Records:
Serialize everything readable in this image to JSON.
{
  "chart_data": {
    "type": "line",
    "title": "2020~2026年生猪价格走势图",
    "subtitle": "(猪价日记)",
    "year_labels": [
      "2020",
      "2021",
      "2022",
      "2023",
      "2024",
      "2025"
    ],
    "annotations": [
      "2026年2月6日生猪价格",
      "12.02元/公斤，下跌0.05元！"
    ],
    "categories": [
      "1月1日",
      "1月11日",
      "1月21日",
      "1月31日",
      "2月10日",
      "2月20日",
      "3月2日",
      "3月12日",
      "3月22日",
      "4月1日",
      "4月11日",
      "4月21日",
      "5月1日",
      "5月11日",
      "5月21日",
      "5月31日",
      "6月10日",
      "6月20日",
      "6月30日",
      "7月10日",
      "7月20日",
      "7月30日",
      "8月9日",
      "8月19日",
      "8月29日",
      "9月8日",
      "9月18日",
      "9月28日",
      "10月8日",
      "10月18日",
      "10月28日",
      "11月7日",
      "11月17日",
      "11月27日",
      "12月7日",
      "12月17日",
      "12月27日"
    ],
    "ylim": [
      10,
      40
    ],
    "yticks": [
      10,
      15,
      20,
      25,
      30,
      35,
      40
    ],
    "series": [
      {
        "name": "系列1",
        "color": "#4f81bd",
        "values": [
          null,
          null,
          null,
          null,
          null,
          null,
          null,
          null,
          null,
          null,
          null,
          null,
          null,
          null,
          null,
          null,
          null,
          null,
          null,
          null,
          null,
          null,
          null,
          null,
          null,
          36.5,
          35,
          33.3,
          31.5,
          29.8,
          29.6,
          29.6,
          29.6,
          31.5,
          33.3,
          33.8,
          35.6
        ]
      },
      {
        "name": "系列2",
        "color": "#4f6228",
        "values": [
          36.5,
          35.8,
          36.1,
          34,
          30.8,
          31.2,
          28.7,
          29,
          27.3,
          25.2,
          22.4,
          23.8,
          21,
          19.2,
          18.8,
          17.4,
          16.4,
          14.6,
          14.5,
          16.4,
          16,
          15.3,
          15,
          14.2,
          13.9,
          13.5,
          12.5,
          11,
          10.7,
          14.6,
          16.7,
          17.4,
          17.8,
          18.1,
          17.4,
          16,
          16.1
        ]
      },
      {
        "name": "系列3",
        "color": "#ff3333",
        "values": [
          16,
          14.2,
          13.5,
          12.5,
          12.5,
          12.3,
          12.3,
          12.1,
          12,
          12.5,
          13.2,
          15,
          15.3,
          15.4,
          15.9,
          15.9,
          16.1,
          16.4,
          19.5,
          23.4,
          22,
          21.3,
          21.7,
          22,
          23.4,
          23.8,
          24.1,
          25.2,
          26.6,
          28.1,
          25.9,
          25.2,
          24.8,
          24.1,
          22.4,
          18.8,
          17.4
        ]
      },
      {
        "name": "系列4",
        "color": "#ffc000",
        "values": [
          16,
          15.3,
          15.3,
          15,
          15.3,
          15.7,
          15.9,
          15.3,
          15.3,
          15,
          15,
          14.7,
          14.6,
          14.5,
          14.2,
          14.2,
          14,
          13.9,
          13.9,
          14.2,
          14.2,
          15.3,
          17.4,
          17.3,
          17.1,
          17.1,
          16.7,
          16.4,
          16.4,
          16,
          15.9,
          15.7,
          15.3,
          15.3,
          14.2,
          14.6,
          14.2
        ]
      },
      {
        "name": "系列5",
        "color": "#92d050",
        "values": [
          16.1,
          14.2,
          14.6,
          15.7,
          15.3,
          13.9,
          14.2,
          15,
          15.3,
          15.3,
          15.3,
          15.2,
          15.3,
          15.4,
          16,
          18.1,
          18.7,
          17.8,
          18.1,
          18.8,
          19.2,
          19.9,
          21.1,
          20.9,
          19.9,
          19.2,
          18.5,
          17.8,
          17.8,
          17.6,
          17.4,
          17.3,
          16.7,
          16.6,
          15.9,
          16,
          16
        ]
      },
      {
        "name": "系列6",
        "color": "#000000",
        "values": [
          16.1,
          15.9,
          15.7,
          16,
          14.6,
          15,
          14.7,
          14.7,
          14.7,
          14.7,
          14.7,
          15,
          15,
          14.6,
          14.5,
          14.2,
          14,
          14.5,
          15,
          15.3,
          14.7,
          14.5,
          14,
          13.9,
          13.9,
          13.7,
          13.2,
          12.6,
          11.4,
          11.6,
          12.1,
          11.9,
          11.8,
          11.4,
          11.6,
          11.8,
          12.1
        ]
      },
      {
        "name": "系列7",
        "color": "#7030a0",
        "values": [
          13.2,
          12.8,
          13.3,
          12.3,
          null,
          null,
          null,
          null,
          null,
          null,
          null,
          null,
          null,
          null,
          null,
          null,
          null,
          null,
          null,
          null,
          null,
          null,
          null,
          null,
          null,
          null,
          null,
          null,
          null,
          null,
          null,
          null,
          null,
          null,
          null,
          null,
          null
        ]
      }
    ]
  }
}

Exercise requirements: Which lines include "name"? Copy each of them out.

Exercise output:
        "name": "系列1",
        "name": "系列2",
        "name": "系列3",
        "name": "系列4",
        "name": "系列5",
        "name": "系列6",
        "name": "系列7",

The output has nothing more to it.